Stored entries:
────────────────────

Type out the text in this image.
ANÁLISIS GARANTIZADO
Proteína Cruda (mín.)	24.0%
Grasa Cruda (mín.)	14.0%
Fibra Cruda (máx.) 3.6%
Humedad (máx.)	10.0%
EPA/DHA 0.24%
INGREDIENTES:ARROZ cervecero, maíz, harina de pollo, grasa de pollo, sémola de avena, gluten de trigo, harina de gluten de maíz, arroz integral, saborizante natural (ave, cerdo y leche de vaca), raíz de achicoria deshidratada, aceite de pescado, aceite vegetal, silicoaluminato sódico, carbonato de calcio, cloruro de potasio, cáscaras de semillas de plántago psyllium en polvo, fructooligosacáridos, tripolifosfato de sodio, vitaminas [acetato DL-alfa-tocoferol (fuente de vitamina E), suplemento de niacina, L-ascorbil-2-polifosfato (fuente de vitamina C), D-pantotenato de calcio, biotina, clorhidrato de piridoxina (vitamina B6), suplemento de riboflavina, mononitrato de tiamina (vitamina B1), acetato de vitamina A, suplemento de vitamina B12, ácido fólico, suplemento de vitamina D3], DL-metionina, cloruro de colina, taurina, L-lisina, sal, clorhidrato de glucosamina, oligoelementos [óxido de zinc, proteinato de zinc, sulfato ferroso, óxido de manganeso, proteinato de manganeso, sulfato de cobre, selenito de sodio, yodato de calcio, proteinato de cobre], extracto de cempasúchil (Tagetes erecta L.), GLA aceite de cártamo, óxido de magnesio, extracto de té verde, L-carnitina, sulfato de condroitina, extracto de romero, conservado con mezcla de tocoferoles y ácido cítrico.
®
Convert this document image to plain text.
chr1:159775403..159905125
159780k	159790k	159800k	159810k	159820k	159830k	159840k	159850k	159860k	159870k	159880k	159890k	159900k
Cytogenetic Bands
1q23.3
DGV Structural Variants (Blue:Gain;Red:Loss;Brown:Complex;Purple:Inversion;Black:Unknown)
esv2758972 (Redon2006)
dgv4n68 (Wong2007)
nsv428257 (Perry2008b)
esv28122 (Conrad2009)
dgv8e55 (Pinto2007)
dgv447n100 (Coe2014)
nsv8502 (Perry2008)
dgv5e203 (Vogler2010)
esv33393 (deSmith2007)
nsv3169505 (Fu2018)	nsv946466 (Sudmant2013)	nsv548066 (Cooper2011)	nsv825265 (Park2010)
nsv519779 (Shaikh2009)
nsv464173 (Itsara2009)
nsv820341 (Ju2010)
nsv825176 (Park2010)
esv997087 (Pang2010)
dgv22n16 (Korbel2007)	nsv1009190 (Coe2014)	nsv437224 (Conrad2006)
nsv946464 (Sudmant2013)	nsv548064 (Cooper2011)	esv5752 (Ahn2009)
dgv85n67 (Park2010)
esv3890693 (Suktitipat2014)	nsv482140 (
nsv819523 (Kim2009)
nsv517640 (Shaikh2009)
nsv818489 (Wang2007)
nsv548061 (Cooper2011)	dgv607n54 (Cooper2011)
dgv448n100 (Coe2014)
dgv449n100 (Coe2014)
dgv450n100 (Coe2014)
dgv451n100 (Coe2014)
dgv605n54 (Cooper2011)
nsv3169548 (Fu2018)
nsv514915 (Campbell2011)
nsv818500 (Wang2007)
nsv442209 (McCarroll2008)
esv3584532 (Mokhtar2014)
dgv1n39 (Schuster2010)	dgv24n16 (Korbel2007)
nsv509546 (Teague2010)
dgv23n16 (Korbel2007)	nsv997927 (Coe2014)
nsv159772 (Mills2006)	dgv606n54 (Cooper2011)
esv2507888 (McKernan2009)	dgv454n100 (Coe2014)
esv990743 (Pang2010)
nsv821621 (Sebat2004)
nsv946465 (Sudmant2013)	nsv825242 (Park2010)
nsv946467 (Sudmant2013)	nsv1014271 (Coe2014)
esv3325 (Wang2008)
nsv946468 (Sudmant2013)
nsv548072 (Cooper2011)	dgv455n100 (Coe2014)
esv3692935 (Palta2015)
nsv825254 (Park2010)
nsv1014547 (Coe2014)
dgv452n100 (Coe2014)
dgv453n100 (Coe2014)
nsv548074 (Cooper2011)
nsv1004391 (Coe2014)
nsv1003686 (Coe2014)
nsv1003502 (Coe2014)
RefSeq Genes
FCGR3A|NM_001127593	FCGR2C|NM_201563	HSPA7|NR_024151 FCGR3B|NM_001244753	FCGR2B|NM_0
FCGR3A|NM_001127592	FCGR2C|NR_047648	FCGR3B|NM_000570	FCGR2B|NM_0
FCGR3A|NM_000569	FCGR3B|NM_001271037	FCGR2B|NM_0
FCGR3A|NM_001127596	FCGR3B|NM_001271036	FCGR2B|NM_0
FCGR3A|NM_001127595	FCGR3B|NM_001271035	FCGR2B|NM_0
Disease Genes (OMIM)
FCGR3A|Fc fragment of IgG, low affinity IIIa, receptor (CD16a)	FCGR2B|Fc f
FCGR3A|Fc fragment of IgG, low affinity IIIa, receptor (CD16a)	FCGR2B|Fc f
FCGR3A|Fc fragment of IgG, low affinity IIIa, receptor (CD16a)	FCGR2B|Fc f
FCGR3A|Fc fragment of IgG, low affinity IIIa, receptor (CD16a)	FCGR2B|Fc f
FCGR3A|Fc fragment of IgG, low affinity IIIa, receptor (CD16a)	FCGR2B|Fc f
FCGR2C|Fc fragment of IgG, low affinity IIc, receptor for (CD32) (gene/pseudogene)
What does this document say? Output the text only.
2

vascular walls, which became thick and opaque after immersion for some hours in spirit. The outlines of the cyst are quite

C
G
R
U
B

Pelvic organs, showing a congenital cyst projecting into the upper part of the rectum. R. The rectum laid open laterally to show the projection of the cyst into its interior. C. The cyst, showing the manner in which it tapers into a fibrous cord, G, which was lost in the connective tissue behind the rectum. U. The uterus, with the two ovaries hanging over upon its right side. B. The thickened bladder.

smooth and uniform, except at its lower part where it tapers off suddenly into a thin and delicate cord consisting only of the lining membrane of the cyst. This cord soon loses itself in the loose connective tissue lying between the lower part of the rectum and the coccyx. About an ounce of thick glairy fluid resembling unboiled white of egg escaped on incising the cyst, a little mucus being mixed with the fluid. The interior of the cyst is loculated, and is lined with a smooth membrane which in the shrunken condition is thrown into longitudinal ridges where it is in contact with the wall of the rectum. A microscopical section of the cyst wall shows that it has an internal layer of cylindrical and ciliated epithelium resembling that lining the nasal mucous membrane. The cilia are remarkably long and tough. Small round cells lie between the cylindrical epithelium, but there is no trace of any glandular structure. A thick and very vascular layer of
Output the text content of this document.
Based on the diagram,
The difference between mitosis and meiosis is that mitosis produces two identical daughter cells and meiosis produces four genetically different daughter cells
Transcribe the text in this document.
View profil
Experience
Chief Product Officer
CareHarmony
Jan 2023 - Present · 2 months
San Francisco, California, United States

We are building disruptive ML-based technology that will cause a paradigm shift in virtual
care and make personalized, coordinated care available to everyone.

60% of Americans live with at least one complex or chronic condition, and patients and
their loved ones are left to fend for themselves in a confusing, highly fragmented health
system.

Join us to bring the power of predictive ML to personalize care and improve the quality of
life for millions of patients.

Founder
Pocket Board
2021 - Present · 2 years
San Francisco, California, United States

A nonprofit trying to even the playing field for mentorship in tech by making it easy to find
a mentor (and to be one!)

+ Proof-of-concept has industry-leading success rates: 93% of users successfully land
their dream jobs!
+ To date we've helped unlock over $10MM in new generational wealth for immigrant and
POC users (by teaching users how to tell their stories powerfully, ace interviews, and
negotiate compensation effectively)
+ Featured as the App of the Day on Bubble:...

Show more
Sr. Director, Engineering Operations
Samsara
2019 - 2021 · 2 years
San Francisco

────────────────────

ASSIGNED TASK: Each line above that includes "years" counts once; state the total and nothing more.

EXERCISE RESPONSE: 2